本文抜粋 »
┌──
ダイレクトメール(DM)は、企業やお店が顧客への販促を行う目的などで活用されるツールです。メールやハガキなどさまざまな形態がありますが、それぞれ効果を高めるうえで重要なのが「開封率」という指標です。
ダイレクトメールで紹介する商品やサービスがどれだけ優れていても、その内容がうまく伝わらなかったりそもそも読んでもらえなかったりすれば、その後のアクションには繋がりません。見た目やデザイン、文章などさまざまな要素によって開封率や得られる効果は変化するため、いかに「興味を持ってもらえる内容にできるか」が重要です。
本記事では、ダイレクトメールの種類を始め、作り方の手順や開封率を上げるポイント、送付時の注意点などについて詳しく紹介します。
目次
ダイレクトメール(DM)の種類
- 郵便はがき
- 封筒
- 電子メール
- サンプル入りDM
ダイレクトメール(DM)にはいくつかの種類があります。種類ごとの用途の違いやポイントを理解することで、ダイレクトメールをより効果的に活用できます。ここでは、4つの種類について、詳しくみていきましょう。
郵便はがき
郵便はがきは多種多様な形状があり、さらには手軽に導入しやすいのが特徴です。ハガキはそれ自体に訴求内容が印刷されるため、顧客にとっては開封の手間がなく、手に取ったそのタイミングで情報が目に入ります。
郵便はがきの種類は「定形はがき」「返信用はがき付き」「圧着ハガキ」「レター」などさまざまで、求める結果に合わせて使い分けることで、より効果的なアプローチを引き出せます。
封筒
封筒に入れて送るダイレクトメールは、チラシやカタログ、リーフレットなどを送付できます。封筒は封入できる情報量が多く、さまざまな商品やサービスを同時に紹介可能です。
また、封筒に入れることで中身が見えないのが特徴で、ハガキなどに比べてプライバシー保護の観点でも優れています。しかし、他のダイレクトメールと比べるとコストが割高になる点には注意しましょう。
電子メール
電子メールは、顧客のメールアドレス宛てに、商品やサービスの情報を送付する方法です。コストも安価で、大量のメールを一斉に送れる特徴から、キャンペーン案内などの告知に向いています。
└──
データセット抜粋 »
┌──
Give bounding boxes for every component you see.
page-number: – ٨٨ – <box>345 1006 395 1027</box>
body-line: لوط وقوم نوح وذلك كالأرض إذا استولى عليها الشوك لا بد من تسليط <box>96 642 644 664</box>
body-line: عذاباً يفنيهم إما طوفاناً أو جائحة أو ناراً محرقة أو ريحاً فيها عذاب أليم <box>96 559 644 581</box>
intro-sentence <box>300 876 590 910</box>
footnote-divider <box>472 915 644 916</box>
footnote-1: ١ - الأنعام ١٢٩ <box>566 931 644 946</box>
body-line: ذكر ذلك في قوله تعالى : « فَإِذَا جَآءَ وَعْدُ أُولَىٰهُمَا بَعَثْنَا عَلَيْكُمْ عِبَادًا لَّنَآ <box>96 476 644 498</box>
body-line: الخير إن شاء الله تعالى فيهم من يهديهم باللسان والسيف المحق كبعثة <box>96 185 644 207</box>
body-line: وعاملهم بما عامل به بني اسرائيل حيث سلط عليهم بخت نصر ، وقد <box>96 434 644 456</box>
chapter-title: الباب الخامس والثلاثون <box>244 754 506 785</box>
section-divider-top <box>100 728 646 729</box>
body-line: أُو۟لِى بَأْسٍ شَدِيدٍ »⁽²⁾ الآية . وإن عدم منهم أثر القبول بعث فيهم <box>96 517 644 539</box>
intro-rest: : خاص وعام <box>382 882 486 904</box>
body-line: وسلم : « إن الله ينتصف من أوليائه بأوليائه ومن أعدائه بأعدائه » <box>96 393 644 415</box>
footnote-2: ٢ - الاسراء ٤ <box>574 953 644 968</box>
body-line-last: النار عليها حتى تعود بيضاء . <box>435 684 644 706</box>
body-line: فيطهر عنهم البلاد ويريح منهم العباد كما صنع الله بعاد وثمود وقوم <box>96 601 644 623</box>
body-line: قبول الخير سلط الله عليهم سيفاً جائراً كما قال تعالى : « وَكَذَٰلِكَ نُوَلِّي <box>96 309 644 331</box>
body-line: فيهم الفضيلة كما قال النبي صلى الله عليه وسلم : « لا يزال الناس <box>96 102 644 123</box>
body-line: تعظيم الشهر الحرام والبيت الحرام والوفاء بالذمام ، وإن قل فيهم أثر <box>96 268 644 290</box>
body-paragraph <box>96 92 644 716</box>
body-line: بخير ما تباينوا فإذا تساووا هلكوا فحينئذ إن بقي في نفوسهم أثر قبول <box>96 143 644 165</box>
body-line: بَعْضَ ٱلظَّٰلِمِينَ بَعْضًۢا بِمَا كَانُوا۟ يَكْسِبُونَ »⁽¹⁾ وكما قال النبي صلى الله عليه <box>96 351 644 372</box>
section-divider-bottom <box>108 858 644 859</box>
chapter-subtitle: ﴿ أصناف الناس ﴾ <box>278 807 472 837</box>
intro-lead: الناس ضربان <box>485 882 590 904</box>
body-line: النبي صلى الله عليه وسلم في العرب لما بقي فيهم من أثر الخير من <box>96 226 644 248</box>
└──
課題一覧 »
1. ダイレクトメールの文章のうち、「ダイレクトメールで紹介する商」から「ービスを同時に紹介可能です。」までの部分を、両端を含めて正確に書き写しなさい。
2. ダイレクトメールの文章をもとに、次の問いに答えなさい。
(a) ダイレクトメールの効果を高めるうえで重要な指標は、何と呼ばれているか。
(b) 封筒で送るダイレクトメールについて、注意すべき点として何が挙げられているか。
(c) 電子メールは、どのような告知に向いているとされているか。

解答 »
1.
ダイレクトメールで紹介する商品やサービスがどれだけ優れていても、その内容がうまく伝わらなかったりそもそも読んでもらえなかったりすれば、その後のアクションには繋がりません。見た目やデザイン、文章などさまざまな要素によって開封率や得られる効果は変化するため、いかに「興味を持ってもらえる内容にできるか」が重要です。
本記事では、ダイレクトメールの種類を始め、作り方の手順や開封率を上げるポイント、送付時の注意点などについて詳しく紹介します。
目次
ダイレクトメール(DM)の種類
- 郵便はがき
- 封筒
- 電子メール
- サンプル入りDM
ダイレクトメール(DM)にはいくつかの種類があります。種類ごとの用途の違いやポイントを理解することで、ダイレクトメールをより効果的に活用できます。ここでは、4つの種類について、詳しくみていきましょう。
郵便はがき
郵便はがきは多種多様な形状があり、さらには手軽に導入しやすいのが特徴です。ハガキはそれ自体に訴求内容が印刷されるため、顧客にとっては開封の手間がなく、手に取ったそのタイミングで情報が目に入ります。
郵便はがきの種類は「定形はがき」「返信用はがき付き」「圧着ハガキ」「レター」などさまざまで、求める結果に合わせて使い分けることで、より効果的なアプローチを引き出せます。
封筒
封筒に入れて送るダイレクトメールは、チラシやカタログ、リーフレットなどを送付できます。封筒は封入できる情報量が多く、さまざまな商品やサービスを同時に紹介可能です。

2.
(a) 開封率
(b) 他のダイレクトメールと比べるとコストが割高になる点
(c) キャンペーン案内などの告知